- **本文**:

『ガルシア=マルケス中短篇傑作選』 / 「映像の世紀バタフライエフェクト プーチンとゼレンスキー ロシアとウクライナの100年」を観る

曇。
 
スーパー。セルフレジ、老人に対応がたいへんそうな人もいる。どうでもいいが、油類は高いんだな。オリーブオイルとサラダ油で1200円以上した。
 
たまに iPad mini でなく、PC で NHK+ を観ようとするときがあるのだが、Firefox だと弾かれるのを決まって忘れる。非推奨ブラウザにしておけば済むことで、何でアク禁(アクセス禁止)にするのだ。そもそも Firefox をサポートしないというのは、公共的な性格をもつサイトとしてあまり見識があるとはいえない。
 
昼。
NML で音楽を聴く。■ベートーヴェン弦楽四重奏曲第十一番 op.95 で、演奏はアリアンナ弦楽四重奏団NMLCD)。■スカルラッティソナタ K.184, 87, 233, 544, 13, 20, 8 で、ピアノはアレクシス・ワイセンベルクNMLCD)。これでアルバム全体を聴いた。総じてとても美しい、ピアニスティックなスカルラッティといえるだろうが、ト長調 K.13 などには唖然とさせられた。やはりワイセンベルクは巨きくて特異なピアニストだ。あと、前にも書いたが、セレクトされた曲がいい。
 
珈琲工房ひぐち北一色店。亀山郁夫さんの『甦えるフレーブニコフ』(1989)を読み始める。第三章まで読んだ。
 
芙蓉と紫苑。


外気まだ36℃もある。この暑さ、いいかげんにして欲しい。
 
ガルシア=マルケスの中短篇集を読む。
 
夜。
『ガルシア=マルケス中短篇傑作選』(文庫版2022)読了。野谷文昭編訳。「純真なエレンディラと邪悪な祖母の信じがたくも痛ましい物語」が飛び抜けておもしろかった。中篇というところか。幻想的な、現実にはあり得ない状況を、リアリズムで語っている。例えば、殺しても殺しても死なない「祖母」。それだけでなく、主人公の少女が、どれだけ陵辱されてもいわば無垢であるところなども、下衆な男性の身勝手な欲望をくすぐるのかも知れない(サイテー)。そして、少女は最終的に俗物化し、「祖母」と変わらない「怪物」になってしまうように見える。

- **解くべき課題**: 本文の「たまに iPad mini」と「ガルシア=マルケスの中短篇集を読む。」の間を、その両方を含めて一字も変えずに書き写してください。

- **データ抜粋**:
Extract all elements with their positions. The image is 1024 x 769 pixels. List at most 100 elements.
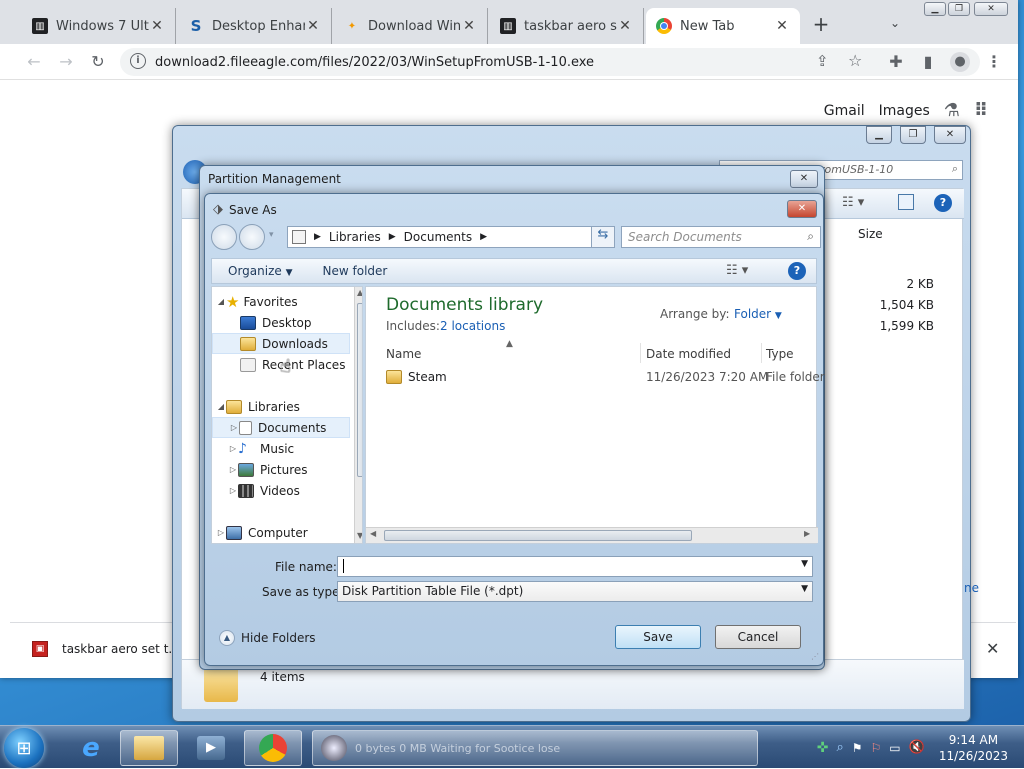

- **結果**:
たまに iPad mini でなく、PC で NHK+ を観ようとするときがあるのだが、Firefox だと弾かれるのを決まって忘れる。非推奨ブラウザにしておけば済むことで、何でアク禁(アクセス禁止)にするのだ。そもそも Firefox をサポートしないというのは、公共的な性格をもつサイトとしてあまり見識があるとはいえない。
 
昼。
NML で音楽を聴く。■ベートーヴェン弦楽四重奏曲第十一番 op.95 で、演奏はアリアンナ弦楽四重奏団NMLCD)。■スカルラッティソナタ K.184, 87, 233, 544, 13, 20, 8 で、ピアノはアレクシス・ワイセンベルクNMLCD)。これでアルバム全体を聴いた。総じてとても美しい、ピアニスティックなスカルラッティといえるだろうが、ト長調 K.13 などには唖然とさせられた。やはりワイセンベルクは巨きくて特異なピアニストだ。あと、前にも書いたが、セレクトされた曲がいい。
 
珈琲工房ひぐち北一色店。亀山郁夫さんの『甦えるフレーブニコフ』(1989)を読み始める。第三章まで読んだ。
 
芙蓉と紫苑。


外気まだ36℃もある。この暑さ、いいかげんにして欲しい。
 
ガルシア=マルケスの中短篇集を読む。